Written exercise:
Without altering anything, output the material below.

Given information:
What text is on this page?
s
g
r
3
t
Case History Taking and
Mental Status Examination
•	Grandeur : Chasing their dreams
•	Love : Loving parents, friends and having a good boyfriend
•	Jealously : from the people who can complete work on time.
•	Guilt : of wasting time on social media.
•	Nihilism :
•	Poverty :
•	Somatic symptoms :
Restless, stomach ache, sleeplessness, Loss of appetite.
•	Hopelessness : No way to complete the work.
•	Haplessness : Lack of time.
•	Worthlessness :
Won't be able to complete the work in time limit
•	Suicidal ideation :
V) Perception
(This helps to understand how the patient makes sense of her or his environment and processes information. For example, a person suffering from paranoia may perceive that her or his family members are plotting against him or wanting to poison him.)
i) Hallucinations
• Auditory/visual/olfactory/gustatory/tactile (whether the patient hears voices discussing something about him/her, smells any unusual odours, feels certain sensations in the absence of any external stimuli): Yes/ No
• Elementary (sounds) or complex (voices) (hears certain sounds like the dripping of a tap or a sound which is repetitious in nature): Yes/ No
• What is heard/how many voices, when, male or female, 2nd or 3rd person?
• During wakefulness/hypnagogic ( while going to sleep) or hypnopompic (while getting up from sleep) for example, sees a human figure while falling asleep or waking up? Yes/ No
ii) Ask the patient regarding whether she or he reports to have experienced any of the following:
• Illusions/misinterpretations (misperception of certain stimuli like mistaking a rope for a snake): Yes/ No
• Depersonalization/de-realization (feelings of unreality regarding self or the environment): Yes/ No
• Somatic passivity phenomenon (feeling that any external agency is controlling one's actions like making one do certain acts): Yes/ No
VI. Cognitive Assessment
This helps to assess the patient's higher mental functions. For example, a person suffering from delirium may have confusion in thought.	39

The completed task:
What text is on this page?
s
g
r
3
t
Case History Taking and
Mental Status Examination
•	Grandeur : Chasing their dreams
•	Love : Loving parents, friends and having a good boyfriend
•	Jealously : from the people who can complete work on time.
•	Guilt : of wasting time on social media.
•	Nihilism :
•	Poverty :
•	Somatic symptoms :
Restless, stomach ache, sleeplessness, Loss of appetite.
•	Hopelessness : No way to complete the work.
•	Haplessness : Lack of time.
•	Worthlessness :
Won't be able to complete the work in time limit
•	Suicidal ideation :
V) Perception
(This helps to understand how the patient makes sense of her or his environment and processes information. For example, a person suffering from paranoia may perceive that her or his family members are plotting against him or wanting to poison him.)
i) Hallucinations
• Auditory/visual/olfactory/gustatory/tactile (whether the patient hears voices discussing something about him/her, smells any unusual odours, feels certain sensations in the absence of any external stimuli): Yes/ No
• Elementary (sounds) or complex (voices) (hears certain sounds like the dripping of a tap or a sound which is repetitious in nature): Yes/ No
• What is heard/how many voices, when, male or female, 2nd or 3rd person?
• During wakefulness/hypnagogic ( while going to sleep) or hypnopompic (while getting up from sleep) for example, sees a human figure while falling asleep or waking up? Yes/ No
ii) Ask the patient regarding whether she or he reports to have experienced any of the following:
• Illusions/misinterpretations (misperception of certain stimuli like mistaking a rope for a snake): Yes/ No
• Depersonalization/de-realization (feelings of unreality regarding self or the environment): Yes/ No
• Somatic passivity phenomenon (feeling that any external agency is controlling one's actions like making one do certain acts): Yes/ No
VI. Cognitive Assessment
This helps to assess the patient's higher mental functions. For example, a person suffering from delirium may have confusion in thought.	39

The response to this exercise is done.